__Request__: Every line below is to be copied exactly, with the pictures left out.
— START Raw records —
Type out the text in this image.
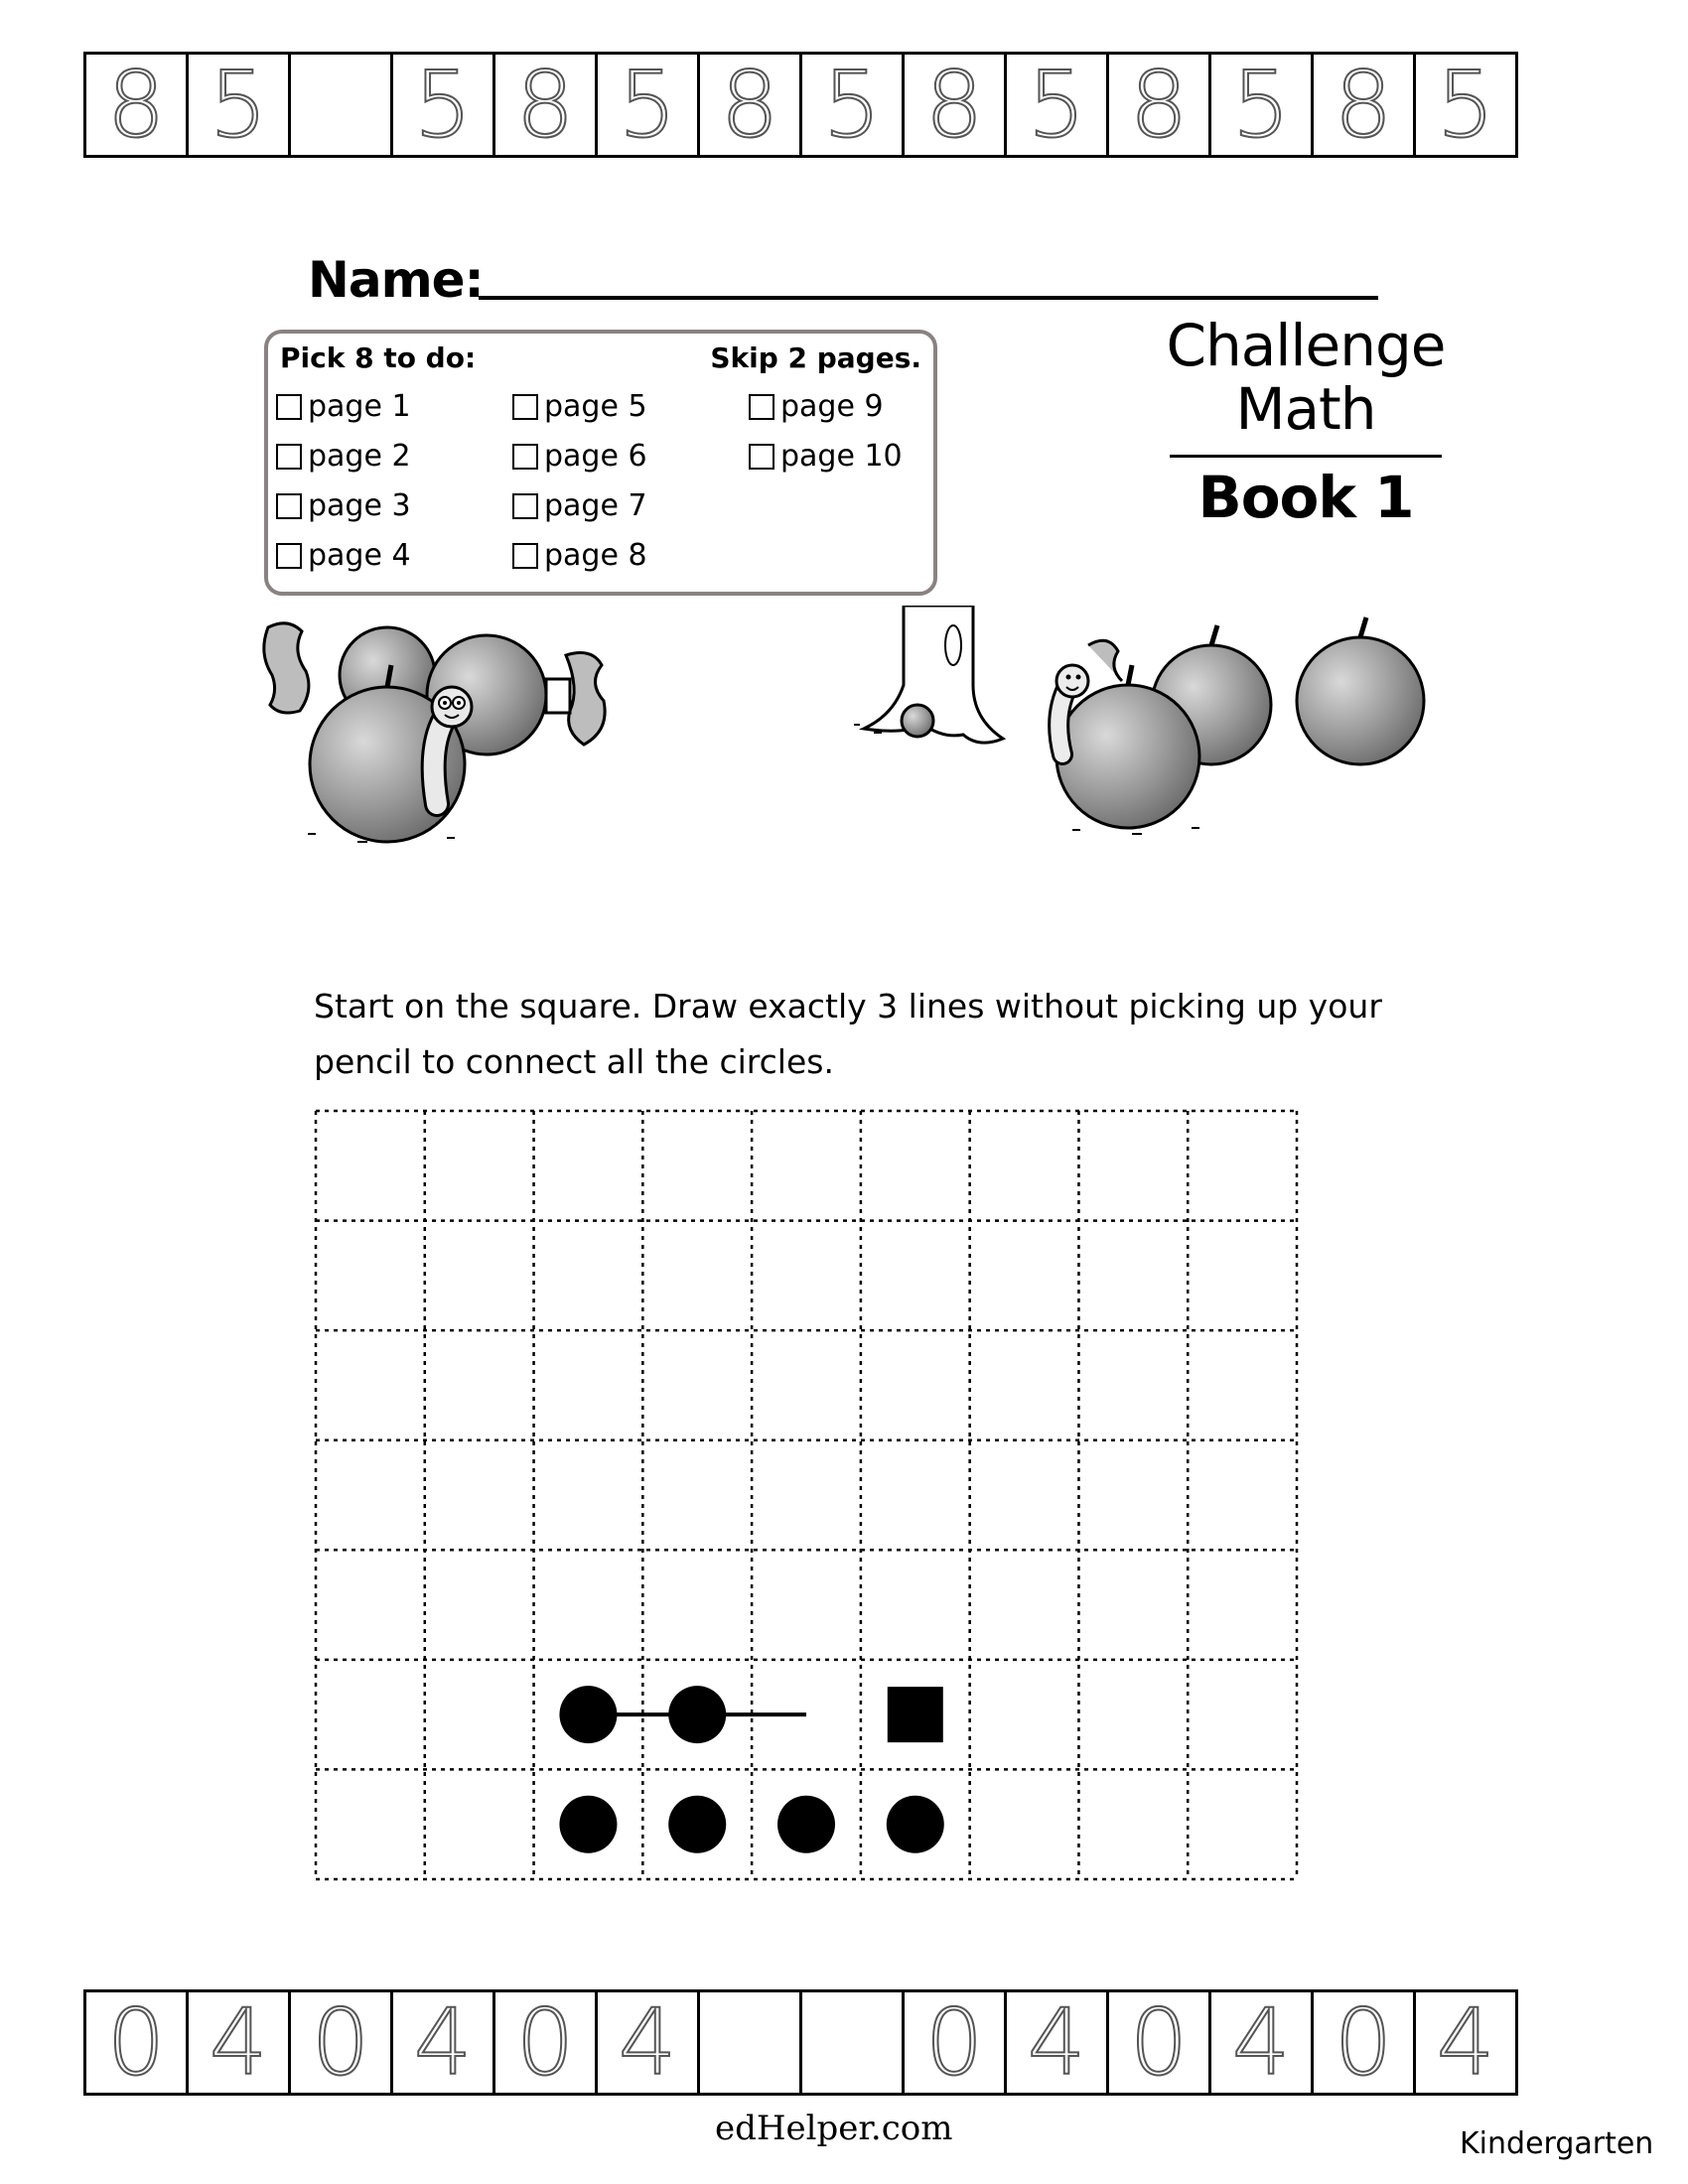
8 5 5 8 5 8 5 8 5 8 5 8 5
Name:
Pick 8 to do:	Skip 2 pages.
page 1
page 2
page 3
page 4
page 5
page 6
page 7
page 8
page 9
page 10
Challenge
Math
Book 1
Start on the square. Draw exactly 3 lines without picking up your
pencil to connect all the circles.
0 4 0 4 0 4	0 4 0 4 0 4
edHelper.com	Kindergarten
— END Raw records —
__Reply__:
Type out the text in this image.
8 5 5 8 5 8 5 8 5 8 5 8 5
Name:
Pick 8 to do:	Skip 2 pages.
page 1
page 2
page 3
page 4
page 5
page 6
page 7
page 8
page 9
page 10
Challenge
Math
Book 1
Start on the square. Draw exactly 3 lines without picking up your
pencil to connect all the circles.
0 4 0 4 0 4	0 4 0 4 0 4
edHelper.com	Kindergarten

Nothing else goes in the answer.